### GOAL OF THE EXERCISE
Print the listing as it stands, omitting all images.

··· GIVEN DATA ···

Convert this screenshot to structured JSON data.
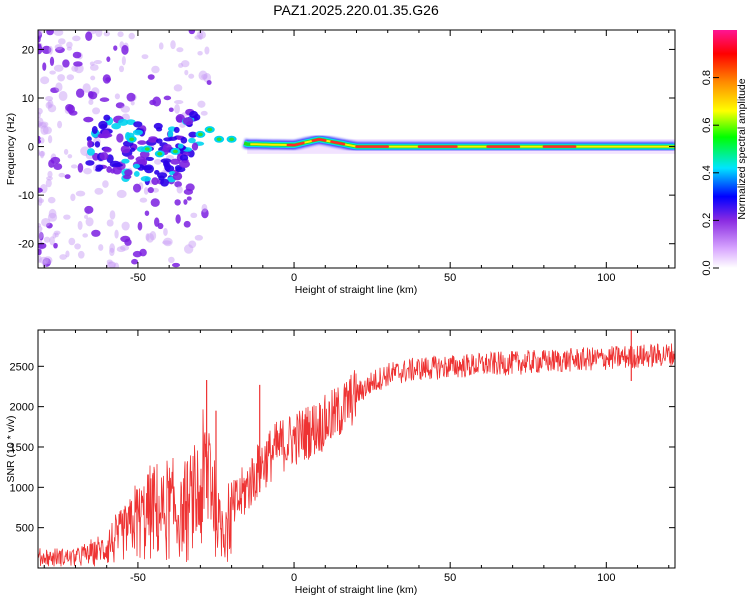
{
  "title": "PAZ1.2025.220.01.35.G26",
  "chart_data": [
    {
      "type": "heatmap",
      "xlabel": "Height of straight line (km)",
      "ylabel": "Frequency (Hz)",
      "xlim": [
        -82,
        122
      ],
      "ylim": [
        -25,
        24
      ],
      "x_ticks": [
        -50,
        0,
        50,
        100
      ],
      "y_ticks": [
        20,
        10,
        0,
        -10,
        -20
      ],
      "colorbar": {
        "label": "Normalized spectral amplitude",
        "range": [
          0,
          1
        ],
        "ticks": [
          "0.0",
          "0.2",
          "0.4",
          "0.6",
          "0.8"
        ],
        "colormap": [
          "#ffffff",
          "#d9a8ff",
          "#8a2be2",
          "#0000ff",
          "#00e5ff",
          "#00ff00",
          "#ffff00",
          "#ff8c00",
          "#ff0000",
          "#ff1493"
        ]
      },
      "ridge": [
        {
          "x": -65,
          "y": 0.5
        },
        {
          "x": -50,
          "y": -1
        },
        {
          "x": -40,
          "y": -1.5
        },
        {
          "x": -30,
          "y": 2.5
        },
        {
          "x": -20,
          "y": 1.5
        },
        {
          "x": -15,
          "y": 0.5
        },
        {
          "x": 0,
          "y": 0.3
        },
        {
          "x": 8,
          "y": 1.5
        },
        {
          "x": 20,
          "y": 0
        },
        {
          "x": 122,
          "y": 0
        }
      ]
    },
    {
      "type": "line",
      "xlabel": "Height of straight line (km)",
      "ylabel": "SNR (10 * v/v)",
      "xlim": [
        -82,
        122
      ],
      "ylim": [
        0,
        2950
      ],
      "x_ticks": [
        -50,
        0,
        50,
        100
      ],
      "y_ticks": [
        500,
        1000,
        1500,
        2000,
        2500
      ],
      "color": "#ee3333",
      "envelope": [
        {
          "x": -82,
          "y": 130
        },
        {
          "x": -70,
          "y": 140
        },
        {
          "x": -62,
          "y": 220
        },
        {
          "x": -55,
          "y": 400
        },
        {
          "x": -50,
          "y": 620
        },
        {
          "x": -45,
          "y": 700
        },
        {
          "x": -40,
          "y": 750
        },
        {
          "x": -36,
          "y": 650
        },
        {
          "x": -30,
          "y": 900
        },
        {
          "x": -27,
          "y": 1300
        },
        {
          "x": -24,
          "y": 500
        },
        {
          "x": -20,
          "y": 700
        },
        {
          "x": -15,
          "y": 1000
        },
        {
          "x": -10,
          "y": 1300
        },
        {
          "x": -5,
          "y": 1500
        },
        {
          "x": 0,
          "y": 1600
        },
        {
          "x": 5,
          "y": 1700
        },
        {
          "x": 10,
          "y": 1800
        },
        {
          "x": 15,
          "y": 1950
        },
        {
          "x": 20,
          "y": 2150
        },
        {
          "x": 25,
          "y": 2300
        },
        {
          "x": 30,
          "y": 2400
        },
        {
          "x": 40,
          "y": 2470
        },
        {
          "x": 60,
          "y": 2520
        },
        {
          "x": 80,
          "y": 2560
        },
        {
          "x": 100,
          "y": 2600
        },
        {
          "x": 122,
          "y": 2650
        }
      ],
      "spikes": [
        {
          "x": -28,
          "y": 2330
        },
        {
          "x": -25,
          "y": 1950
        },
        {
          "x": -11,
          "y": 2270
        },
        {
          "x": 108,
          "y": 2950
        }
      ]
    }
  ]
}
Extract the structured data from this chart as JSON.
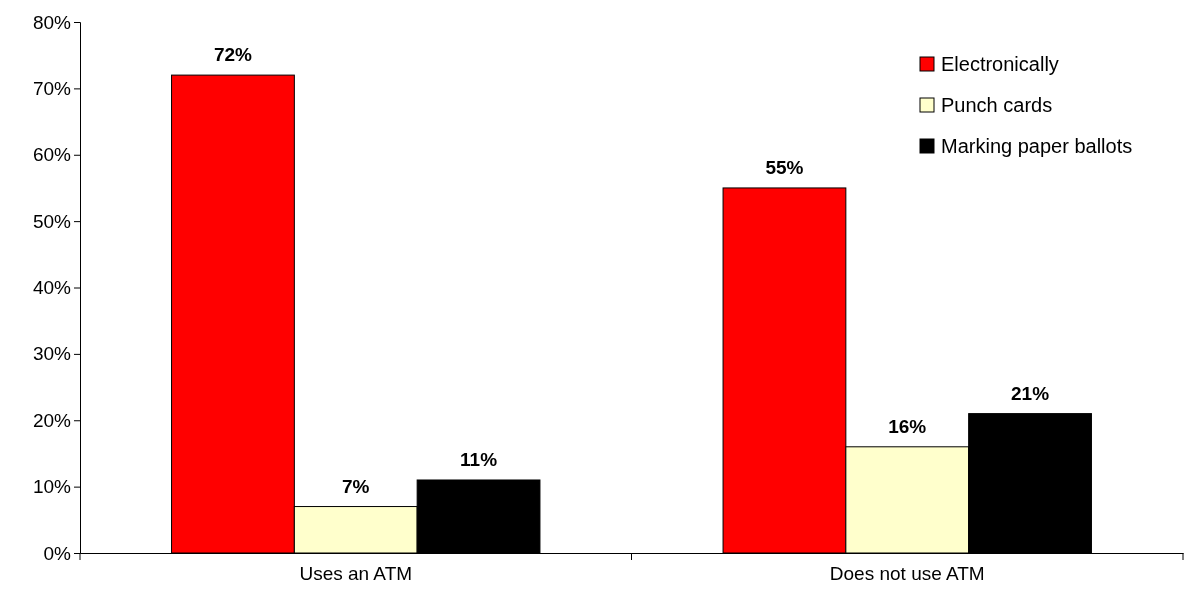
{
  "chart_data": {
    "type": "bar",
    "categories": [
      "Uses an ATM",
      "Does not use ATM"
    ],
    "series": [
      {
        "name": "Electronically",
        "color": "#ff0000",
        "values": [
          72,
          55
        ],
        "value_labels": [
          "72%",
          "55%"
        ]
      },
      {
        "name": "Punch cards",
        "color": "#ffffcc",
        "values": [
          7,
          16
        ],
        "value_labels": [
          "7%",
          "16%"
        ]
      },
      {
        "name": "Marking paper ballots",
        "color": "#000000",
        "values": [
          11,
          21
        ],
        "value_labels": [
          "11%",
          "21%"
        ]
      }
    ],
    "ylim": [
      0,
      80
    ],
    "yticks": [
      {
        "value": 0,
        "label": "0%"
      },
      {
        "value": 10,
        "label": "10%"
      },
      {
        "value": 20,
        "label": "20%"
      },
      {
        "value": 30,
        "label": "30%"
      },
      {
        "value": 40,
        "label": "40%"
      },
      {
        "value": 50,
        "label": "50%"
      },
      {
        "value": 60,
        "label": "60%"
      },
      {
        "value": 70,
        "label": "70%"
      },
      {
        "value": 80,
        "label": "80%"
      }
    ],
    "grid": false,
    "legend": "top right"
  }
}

···

### RESPONSE TO THE EXERCISE
Convert this screenshot to structured JSON data.
{
  "title": "PAZ1.2025.220.01.35.G26",
  "chart_data": [
    {
      "type": "heatmap",
      "xlabel": "Height of straight line (km)",
      "ylabel": "Frequency (Hz)",
      "xlim": [
        -82,
        122
      ],
      "ylim": [
        -25,
        24
      ],
      "x_ticks": [
        -50,
        0,
        50,
        100
      ],
      "y_ticks": [
        20,
        10,
        0,
        -10,
        -20
      ],
      "colorbar": {
        "label": "Normalized spectral amplitude",
        "range": [
          0,
          1
        ],
        "ticks": [
          "0.0",
          "0.2",
          "0.4",
          "0.6",
          "0.8"
        ],
        "colormap": [
          "#ffffff",
          "#d9a8ff",
          "#8a2be2",
          "#0000ff",
          "#00e5ff",
          "#00ff00",
          "#ffff00",
          "#ff8c00",
          "#ff0000",
          "#ff1493"
        ]
      },
      "ridge": [
        {
          "x": -65,
          "y": 0.5
        },
        {
          "x": -50,
          "y": -1
        },
        {
          "x": -40,
          "y": -1.5
        },
        {
          "x": -30,
          "y": 2.5
        },
        {
          "x": -20,
          "y": 1.5
        },
        {
          "x": -15,
          "y": 0.5
        },
        {
          "x": 0,
          "y": 0.3
        },
        {
          "x": 8,
          "y": 1.5
        },
        {
          "x": 20,
          "y": 0
        },
        {
          "x": 122,
          "y": 0
        }
      ]
    },
    {
      "type": "line",
      "xlabel": "Height of straight line (km)",
      "ylabel": "SNR (10 * v/v)",
      "xlim": [
        -82,
        122
      ],
      "ylim": [
        0,
        2950
      ],
      "x_ticks": [
        -50,
        0,
        50,
        100
      ],
      "y_ticks": [
        500,
        1000,
        1500,
        2000,
        2500
      ],
      "color": "#ee3333",
      "envelope": [
        {
          "x": -82,
          "y": 130
        },
        {
          "x": -70,
          "y": 140
        },
        {
          "x": -62,
          "y": 220
        },
        {
          "x": -55,
          "y": 400
        },
        {
          "x": -50,
          "y": 620
        },
        {
          "x": -45,
          "y": 700
        },
        {
          "x": -40,
          "y": 750
        },
        {
          "x": -36,
          "y": 650
        },
        {
          "x": -30,
          "y": 900
        },
        {
          "x": -27,
          "y": 1300
        },
        {
          "x": -24,
          "y": 500
        },
        {
          "x": -20,
          "y": 700
        },
        {
          "x": -15,
          "y": 1000
        },
        {
          "x": -10,
          "y": 1300
        },
        {
          "x": -5,
          "y": 1500
        },
        {
          "x": 0,
          "y": 1600
        },
        {
          "x": 5,
          "y": 1700
        },
        {
          "x": 10,
          "y": 1800
        },
        {
          "x": 15,
          "y": 1950
        },
        {
          "x": 20,
          "y": 2150
        },
        {
          "x": 25,
          "y": 2300
        },
        {
          "x": 30,
          "y": 2400
        },
        {
          "x": 40,
          "y": 2470
        },
        {
          "x": 60,
          "y": 2520
        },
        {
          "x": 80,
          "y": 2560
        },
        {
          "x": 100,
          "y": 2600
        },
        {
          "x": 122,
          "y": 2650
        }
      ],
      "spikes": [
        {
          "x": -28,
          "y": 2330
        },
        {
          "x": -25,
          "y": 1950
        },
        {
          "x": -11,
          "y": 2270
        },
        {
          "x": 108,
          "y": 2950
        }
      ]
    }
  ]
}
Extract the structured data from this chart as JSON.
{
  "chart_data": {
    "type": "bar",
    "categories": [
      "Uses an ATM",
      "Does not use ATM"
    ],
    "series": [
      {
        "name": "Electronically",
        "color": "#ff0000",
        "values": [
          72,
          55
        ],
        "value_labels": [
          "72%",
          "55%"
        ]
      },
      {
        "name": "Punch cards",
        "color": "#ffffcc",
        "values": [
          7,
          16
        ],
        "value_labels": [
          "7%",
          "16%"
        ]
      },
      {
        "name": "Marking paper ballots",
        "color": "#000000",
        "values": [
          11,
          21
        ],
        "value_labels": [
          "11%",
          "21%"
        ]
      }
    ],
    "ylim": [
      0,
      80
    ],
    "yticks": [
      {
        "value": 0,
        "label": "0%"
      },
      {
        "value": 10,
        "label": "10%"
      },
      {
        "value": 20,
        "label": "20%"
      },
      {
        "value": 30,
        "label": "30%"
      },
      {
        "value": 40,
        "label": "40%"
      },
      {
        "value": 50,
        "label": "50%"
      },
      {
        "value": 60,
        "label": "60%"
      },
      {
        "value": 70,
        "label": "70%"
      },
      {
        "value": 80,
        "label": "80%"
      }
    ],
    "grid": false,
    "legend": "top right"
  }
}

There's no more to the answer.